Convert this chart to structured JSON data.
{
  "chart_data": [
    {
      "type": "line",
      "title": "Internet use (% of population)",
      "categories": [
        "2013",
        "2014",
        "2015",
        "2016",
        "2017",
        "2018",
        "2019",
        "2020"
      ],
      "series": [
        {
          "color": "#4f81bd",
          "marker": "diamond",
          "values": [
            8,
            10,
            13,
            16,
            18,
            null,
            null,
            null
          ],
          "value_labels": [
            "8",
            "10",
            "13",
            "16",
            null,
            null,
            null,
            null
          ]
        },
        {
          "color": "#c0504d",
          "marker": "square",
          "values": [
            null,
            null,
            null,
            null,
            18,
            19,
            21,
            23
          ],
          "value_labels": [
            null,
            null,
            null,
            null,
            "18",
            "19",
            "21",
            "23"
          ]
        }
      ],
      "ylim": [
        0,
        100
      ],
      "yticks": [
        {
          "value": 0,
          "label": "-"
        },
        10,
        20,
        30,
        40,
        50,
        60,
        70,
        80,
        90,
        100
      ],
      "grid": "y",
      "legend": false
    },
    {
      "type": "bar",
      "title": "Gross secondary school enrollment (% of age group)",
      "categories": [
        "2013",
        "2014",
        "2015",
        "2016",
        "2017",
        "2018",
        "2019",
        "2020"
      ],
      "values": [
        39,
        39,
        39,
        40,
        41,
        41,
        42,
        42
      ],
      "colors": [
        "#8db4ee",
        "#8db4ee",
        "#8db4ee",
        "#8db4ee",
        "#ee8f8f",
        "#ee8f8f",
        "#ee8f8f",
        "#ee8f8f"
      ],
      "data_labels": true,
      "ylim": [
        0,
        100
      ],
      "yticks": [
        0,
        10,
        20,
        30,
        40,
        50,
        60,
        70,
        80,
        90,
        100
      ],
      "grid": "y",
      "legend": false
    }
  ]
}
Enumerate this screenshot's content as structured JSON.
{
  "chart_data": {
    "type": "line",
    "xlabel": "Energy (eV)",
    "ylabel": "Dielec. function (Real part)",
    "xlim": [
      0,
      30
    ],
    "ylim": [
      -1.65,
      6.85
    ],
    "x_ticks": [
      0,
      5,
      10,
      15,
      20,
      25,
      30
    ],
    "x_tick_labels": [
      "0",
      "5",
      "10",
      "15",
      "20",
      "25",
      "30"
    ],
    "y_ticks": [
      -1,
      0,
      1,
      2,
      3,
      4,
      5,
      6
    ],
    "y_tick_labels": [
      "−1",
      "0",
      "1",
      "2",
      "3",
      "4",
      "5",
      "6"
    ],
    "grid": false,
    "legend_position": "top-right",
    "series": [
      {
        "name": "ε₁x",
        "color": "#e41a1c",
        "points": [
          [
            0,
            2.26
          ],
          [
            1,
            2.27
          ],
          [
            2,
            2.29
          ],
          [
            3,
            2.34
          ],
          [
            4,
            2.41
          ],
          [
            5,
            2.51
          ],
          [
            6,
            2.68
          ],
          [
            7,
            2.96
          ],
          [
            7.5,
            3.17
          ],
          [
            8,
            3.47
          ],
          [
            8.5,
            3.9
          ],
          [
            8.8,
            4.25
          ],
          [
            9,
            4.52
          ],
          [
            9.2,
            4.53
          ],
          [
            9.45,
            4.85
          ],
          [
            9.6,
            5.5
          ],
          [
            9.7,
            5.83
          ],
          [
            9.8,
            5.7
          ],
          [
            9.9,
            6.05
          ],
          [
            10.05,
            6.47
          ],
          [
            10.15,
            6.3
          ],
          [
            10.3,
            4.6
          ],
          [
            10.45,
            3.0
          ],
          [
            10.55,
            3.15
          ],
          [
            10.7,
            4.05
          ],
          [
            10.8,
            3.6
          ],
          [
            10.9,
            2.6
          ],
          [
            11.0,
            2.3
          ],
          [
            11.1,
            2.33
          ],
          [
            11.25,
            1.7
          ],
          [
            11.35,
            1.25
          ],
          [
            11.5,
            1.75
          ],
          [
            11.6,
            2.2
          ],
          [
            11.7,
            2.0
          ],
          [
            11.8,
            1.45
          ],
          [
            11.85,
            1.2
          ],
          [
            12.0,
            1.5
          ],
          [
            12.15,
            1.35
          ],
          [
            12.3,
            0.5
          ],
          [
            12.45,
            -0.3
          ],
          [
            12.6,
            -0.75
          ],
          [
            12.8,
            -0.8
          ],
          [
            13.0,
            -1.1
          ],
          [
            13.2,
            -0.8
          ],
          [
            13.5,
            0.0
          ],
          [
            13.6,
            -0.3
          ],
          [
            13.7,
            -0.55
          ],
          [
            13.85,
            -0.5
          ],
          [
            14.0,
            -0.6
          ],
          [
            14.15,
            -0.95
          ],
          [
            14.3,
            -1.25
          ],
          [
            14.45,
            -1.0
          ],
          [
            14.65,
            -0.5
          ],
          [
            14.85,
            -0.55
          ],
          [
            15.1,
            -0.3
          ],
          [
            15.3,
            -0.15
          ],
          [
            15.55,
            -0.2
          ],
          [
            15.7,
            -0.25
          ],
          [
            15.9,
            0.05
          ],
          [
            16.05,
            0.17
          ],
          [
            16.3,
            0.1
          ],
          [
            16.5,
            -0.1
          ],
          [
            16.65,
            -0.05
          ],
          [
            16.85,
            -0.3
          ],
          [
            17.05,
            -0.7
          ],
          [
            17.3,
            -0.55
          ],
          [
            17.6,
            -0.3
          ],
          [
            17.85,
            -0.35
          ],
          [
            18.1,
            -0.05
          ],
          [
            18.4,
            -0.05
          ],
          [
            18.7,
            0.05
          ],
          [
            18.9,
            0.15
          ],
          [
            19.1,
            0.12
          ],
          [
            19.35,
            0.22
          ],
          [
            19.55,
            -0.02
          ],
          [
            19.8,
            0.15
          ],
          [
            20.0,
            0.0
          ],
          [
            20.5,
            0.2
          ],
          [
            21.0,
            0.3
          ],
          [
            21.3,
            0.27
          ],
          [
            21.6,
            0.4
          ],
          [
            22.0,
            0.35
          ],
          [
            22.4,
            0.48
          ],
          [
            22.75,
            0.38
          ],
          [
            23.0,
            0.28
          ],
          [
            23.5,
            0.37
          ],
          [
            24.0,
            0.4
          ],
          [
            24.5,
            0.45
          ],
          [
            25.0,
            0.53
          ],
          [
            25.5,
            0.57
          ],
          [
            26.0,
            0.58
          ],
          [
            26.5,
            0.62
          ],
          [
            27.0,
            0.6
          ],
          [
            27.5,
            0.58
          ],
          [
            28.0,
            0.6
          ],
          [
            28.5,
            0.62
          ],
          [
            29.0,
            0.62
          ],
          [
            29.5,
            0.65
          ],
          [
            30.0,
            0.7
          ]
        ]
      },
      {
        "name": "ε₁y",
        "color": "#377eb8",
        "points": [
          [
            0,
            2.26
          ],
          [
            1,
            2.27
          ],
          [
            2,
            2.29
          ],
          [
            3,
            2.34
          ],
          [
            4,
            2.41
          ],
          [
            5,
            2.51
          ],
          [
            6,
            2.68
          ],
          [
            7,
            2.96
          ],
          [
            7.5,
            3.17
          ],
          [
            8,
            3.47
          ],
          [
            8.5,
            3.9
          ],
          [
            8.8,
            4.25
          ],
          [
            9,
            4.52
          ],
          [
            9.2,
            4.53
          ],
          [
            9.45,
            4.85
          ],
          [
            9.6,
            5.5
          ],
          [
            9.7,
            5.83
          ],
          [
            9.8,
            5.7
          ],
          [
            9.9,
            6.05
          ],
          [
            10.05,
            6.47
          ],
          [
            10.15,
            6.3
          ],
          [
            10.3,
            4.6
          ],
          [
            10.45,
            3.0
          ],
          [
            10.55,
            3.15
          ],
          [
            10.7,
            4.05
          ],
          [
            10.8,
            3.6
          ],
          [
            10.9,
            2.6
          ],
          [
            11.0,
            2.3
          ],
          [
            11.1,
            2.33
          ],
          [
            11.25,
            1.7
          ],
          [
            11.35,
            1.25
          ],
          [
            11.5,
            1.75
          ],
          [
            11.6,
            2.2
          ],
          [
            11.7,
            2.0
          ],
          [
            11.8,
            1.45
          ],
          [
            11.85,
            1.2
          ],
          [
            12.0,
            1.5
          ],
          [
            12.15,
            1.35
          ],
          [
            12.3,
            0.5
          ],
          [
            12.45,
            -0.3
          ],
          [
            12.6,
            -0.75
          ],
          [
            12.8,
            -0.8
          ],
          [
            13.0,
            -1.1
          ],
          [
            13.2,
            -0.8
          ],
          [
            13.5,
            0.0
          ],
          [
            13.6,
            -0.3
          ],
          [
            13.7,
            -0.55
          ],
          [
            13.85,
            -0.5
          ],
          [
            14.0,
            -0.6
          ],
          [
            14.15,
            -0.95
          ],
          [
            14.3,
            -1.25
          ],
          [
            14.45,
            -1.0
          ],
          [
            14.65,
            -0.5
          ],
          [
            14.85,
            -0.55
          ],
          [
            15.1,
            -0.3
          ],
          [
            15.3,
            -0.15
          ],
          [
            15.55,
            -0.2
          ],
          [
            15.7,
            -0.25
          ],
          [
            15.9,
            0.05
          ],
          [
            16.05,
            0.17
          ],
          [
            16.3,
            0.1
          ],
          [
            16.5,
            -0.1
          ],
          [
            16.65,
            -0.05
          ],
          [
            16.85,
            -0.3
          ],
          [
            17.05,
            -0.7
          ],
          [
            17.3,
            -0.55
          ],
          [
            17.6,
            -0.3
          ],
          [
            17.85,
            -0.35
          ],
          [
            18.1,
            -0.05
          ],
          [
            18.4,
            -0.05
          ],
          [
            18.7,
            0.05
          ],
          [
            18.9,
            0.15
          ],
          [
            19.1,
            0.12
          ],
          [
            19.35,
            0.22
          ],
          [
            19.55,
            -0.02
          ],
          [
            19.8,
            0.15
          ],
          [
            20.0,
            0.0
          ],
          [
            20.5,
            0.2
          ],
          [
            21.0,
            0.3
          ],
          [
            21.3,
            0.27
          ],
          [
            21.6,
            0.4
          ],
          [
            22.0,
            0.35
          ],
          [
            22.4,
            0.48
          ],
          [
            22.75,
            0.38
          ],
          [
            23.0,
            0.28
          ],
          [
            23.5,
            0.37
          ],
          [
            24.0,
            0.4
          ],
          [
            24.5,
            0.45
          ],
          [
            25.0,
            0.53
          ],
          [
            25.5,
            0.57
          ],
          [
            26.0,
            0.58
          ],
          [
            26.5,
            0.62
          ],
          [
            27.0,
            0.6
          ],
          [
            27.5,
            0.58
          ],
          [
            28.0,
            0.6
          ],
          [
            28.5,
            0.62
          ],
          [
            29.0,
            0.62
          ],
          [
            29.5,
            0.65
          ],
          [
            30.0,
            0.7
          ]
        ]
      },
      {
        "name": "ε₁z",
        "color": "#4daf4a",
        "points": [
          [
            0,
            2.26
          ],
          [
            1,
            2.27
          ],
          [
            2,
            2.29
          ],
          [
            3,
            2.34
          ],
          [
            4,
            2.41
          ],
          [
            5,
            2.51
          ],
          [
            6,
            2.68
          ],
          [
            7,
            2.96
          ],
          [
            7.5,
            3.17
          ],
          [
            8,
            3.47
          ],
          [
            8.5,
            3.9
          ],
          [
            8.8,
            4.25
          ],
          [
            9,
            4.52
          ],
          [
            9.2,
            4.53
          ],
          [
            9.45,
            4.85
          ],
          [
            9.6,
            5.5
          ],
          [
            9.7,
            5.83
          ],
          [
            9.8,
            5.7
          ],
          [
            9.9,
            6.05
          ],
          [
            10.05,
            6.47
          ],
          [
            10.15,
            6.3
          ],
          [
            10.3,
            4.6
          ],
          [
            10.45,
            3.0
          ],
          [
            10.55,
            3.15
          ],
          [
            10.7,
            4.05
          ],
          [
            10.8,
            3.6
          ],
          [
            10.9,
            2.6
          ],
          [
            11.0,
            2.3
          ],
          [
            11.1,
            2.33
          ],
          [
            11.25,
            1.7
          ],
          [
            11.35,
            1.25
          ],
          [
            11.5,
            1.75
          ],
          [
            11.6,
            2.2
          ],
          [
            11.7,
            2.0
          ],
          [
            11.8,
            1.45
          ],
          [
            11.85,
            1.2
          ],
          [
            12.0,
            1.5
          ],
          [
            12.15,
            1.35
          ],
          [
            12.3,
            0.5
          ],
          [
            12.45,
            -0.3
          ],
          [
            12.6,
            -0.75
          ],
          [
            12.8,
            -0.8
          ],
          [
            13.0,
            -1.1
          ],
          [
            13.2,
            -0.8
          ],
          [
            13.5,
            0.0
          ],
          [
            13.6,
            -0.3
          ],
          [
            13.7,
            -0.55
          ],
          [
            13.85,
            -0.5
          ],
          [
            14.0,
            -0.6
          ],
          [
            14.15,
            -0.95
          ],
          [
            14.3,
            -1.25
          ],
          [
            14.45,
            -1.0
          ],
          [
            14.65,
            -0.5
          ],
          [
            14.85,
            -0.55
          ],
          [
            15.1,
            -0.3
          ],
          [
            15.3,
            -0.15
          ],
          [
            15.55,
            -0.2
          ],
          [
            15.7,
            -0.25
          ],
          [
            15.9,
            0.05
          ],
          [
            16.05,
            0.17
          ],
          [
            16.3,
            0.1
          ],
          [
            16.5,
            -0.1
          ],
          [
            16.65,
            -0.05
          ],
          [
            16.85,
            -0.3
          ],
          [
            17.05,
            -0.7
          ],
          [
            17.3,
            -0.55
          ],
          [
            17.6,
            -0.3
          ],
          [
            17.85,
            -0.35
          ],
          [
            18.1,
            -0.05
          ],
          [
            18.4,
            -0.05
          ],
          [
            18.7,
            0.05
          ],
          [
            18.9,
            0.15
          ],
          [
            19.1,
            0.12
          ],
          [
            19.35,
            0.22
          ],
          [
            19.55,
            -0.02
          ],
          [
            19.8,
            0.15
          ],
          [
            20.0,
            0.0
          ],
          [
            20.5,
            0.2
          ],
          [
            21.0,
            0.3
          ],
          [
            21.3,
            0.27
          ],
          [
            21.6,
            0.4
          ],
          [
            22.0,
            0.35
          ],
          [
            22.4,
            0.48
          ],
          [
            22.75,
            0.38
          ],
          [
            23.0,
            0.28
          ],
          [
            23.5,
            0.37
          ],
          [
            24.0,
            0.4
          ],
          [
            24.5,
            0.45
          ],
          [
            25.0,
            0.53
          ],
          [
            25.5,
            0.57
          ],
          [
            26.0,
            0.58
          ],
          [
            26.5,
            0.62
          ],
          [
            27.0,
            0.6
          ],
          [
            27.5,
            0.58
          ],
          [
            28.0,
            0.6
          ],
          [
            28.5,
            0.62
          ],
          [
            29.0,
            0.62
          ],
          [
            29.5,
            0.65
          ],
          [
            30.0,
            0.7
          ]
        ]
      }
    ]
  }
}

☆ ☆ ☆ ☆ ☆

What is asked -
Copy every single line of the material above that holds "this".

Solution to the problem -
Convert this chart to structured JSON data.
Enumerate this screenshot's content as structured JSON.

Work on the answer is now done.